→ **Material**:
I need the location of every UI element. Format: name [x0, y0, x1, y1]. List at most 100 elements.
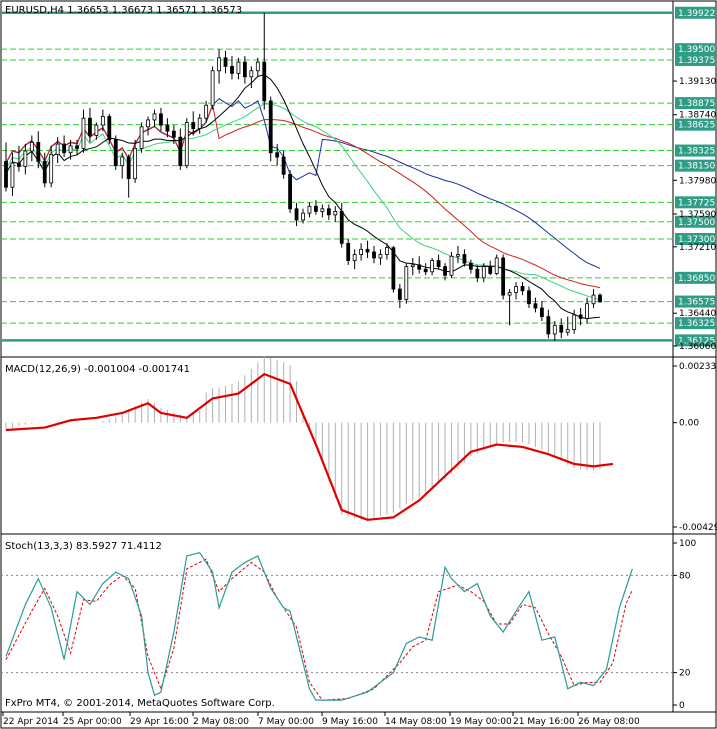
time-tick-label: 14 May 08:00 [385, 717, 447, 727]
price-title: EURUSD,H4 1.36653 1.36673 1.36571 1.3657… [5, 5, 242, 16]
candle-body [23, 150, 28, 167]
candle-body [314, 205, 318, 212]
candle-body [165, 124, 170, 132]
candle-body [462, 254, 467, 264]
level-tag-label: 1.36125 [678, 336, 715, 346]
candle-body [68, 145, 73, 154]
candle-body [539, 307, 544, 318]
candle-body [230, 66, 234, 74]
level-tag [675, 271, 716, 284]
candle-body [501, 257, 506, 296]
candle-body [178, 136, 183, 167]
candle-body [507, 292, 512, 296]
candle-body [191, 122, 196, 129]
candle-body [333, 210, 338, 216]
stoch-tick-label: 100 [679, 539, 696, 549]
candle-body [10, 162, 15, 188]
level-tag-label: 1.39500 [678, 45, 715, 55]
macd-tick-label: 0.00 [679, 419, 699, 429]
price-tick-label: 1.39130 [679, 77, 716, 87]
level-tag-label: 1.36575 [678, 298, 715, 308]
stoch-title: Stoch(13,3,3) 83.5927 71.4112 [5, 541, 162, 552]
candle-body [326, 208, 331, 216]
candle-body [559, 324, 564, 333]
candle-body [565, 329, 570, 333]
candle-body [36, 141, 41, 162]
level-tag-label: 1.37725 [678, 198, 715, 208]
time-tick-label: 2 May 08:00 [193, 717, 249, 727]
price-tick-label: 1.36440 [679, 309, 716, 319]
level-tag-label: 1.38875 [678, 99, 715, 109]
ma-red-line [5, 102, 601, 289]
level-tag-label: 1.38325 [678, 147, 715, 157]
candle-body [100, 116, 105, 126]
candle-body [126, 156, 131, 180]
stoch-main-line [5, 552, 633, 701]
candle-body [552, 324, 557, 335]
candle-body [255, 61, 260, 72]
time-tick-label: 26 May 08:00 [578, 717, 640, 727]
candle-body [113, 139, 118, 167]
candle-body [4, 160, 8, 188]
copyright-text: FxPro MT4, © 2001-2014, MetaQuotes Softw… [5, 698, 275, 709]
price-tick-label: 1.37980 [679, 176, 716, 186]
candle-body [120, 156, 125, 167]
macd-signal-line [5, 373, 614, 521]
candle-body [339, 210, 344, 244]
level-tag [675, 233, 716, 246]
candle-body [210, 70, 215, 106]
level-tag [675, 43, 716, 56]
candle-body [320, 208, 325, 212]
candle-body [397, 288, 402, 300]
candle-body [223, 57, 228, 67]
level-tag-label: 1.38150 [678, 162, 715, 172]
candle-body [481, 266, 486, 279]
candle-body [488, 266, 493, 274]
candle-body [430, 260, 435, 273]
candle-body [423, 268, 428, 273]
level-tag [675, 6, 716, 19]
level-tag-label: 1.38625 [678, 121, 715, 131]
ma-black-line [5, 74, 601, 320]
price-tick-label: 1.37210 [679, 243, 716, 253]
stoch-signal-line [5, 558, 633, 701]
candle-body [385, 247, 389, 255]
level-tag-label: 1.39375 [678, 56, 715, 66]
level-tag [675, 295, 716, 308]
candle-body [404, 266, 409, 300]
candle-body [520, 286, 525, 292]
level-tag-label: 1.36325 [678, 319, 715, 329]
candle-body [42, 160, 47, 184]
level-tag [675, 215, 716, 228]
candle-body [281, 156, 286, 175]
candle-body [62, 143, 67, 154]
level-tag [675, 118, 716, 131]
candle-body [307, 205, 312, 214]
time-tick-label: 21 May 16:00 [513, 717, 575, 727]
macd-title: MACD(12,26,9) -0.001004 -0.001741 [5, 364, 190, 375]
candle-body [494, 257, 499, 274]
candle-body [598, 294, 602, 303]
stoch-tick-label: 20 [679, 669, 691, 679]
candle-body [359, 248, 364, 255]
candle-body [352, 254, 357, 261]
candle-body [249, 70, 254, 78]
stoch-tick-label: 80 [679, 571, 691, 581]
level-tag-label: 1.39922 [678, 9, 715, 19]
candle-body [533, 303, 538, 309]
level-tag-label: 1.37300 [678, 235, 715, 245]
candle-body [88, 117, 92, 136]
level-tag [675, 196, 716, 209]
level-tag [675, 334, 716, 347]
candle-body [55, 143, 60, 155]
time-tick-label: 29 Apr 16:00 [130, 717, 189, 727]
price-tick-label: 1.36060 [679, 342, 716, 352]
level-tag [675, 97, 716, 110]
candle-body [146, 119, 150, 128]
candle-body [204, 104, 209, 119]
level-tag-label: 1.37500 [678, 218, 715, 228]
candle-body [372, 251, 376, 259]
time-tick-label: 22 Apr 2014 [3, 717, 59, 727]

→ **Required task**: Rewrite the listing with every "candle-body" substituted by "bar-body" and everything else unchanged. Leave the picture out.

→ **Full answer**:
I need the location of every UI element. Format: name [x0, y0, x1, y1]. List at most 100 elements.
time-tick-label: 14 May 08:00 [385, 717, 447, 727]
price-title: EURUSD,H4 1.36653 1.36673 1.36571 1.3657… [5, 5, 242, 16]
bar-body [23, 150, 28, 167]
bar-body [314, 205, 318, 212]
bar-body [165, 124, 170, 132]
bar-body [462, 254, 467, 264]
level-tag-label: 1.36125 [678, 336, 715, 346]
bar-body [68, 145, 73, 154]
bar-body [539, 307, 544, 318]
bar-body [230, 66, 234, 74]
level-tag [675, 271, 716, 284]
bar-body [501, 257, 506, 296]
bar-body [178, 136, 183, 167]
bar-body [507, 292, 512, 296]
bar-body [191, 122, 196, 129]
bar-body [333, 210, 338, 216]
stoch-tick-label: 100 [679, 539, 696, 549]
bar-body [10, 162, 15, 188]
level-tag-label: 1.39500 [678, 45, 715, 55]
macd-tick-label: 0.00 [679, 419, 699, 429]
price-tick-label: 1.39130 [679, 77, 716, 87]
level-tag-label: 1.36575 [678, 298, 715, 308]
stoch-title: Stoch(13,3,3) 83.5927 71.4112 [5, 541, 162, 552]
bar-body [326, 208, 331, 216]
bar-body [559, 324, 564, 333]
bar-body [565, 329, 570, 333]
bar-body [36, 141, 41, 162]
level-tag-label: 1.37725 [678, 198, 715, 208]
time-tick-label: 2 May 08:00 [193, 717, 249, 727]
price-tick-label: 1.36440 [679, 309, 716, 319]
level-tag-label: 1.38875 [678, 99, 715, 109]
ma-red-line [5, 102, 601, 289]
level-tag-label: 1.38325 [678, 147, 715, 157]
bar-body [100, 116, 105, 126]
bar-body [126, 156, 131, 180]
stoch-main-line [5, 552, 633, 701]
bar-body [552, 324, 557, 335]
bar-body [255, 61, 260, 72]
time-tick-label: 26 May 08:00 [578, 717, 640, 727]
bar-body [113, 139, 118, 167]
bar-body [4, 160, 8, 188]
copyright-text: FxPro MT4, © 2001-2014, MetaQuotes Softw… [5, 698, 275, 709]
price-tick-label: 1.37980 [679, 176, 716, 186]
bar-body [120, 156, 125, 167]
macd-signal-line [5, 373, 614, 521]
bar-body [339, 210, 344, 244]
level-tag [675, 233, 716, 246]
bar-body [210, 70, 215, 106]
level-tag [675, 43, 716, 56]
bar-body [320, 208, 325, 212]
bar-body [397, 288, 402, 300]
bar-body [223, 57, 228, 67]
level-tag-label: 1.38150 [678, 162, 715, 172]
bar-body [481, 266, 486, 279]
bar-body [488, 266, 493, 274]
bar-body [430, 260, 435, 273]
bar-body [423, 268, 428, 273]
level-tag [675, 6, 716, 19]
level-tag-label: 1.38625 [678, 121, 715, 131]
ma-black-line [5, 74, 601, 320]
price-tick-label: 1.37210 [679, 243, 716, 253]
stoch-signal-line [5, 558, 633, 701]
bar-body [385, 247, 389, 255]
level-tag-label: 1.39375 [678, 56, 715, 66]
level-tag [675, 295, 716, 308]
bar-body [404, 266, 409, 300]
bar-body [520, 286, 525, 292]
level-tag-label: 1.36325 [678, 319, 715, 329]
bar-body [42, 160, 47, 184]
level-tag [675, 215, 716, 228]
bar-body [281, 156, 286, 175]
bar-body [62, 143, 67, 154]
level-tag [675, 118, 716, 131]
bar-body [307, 205, 312, 214]
time-tick-label: 21 May 16:00 [513, 717, 575, 727]
macd-title: MACD(12,26,9) -0.001004 -0.001741 [5, 364, 190, 375]
bar-body [494, 257, 499, 274]
bar-body [598, 294, 602, 303]
stoch-tick-label: 20 [679, 669, 691, 679]
bar-body [359, 248, 364, 255]
bar-body [352, 254, 357, 261]
bar-body [249, 70, 254, 78]
stoch-tick-label: 80 [679, 571, 691, 581]
level-tag-label: 1.39922 [678, 9, 715, 19]
bar-body [533, 303, 538, 309]
level-tag-label: 1.37300 [678, 235, 715, 245]
bar-body [88, 117, 92, 136]
level-tag [675, 196, 716, 209]
level-tag [675, 334, 716, 347]
bar-body [55, 143, 60, 155]
time-tick-label: 29 Apr 16:00 [130, 717, 189, 727]
price-tick-label: 1.36060 [679, 342, 716, 352]
level-tag [675, 97, 716, 110]
bar-body [146, 119, 150, 128]
bar-body [204, 104, 209, 119]
level-tag-label: 1.37500 [678, 218, 715, 228]
bar-body [372, 251, 376, 259]
time-tick-label: 22 Apr 2014 [3, 717, 59, 727]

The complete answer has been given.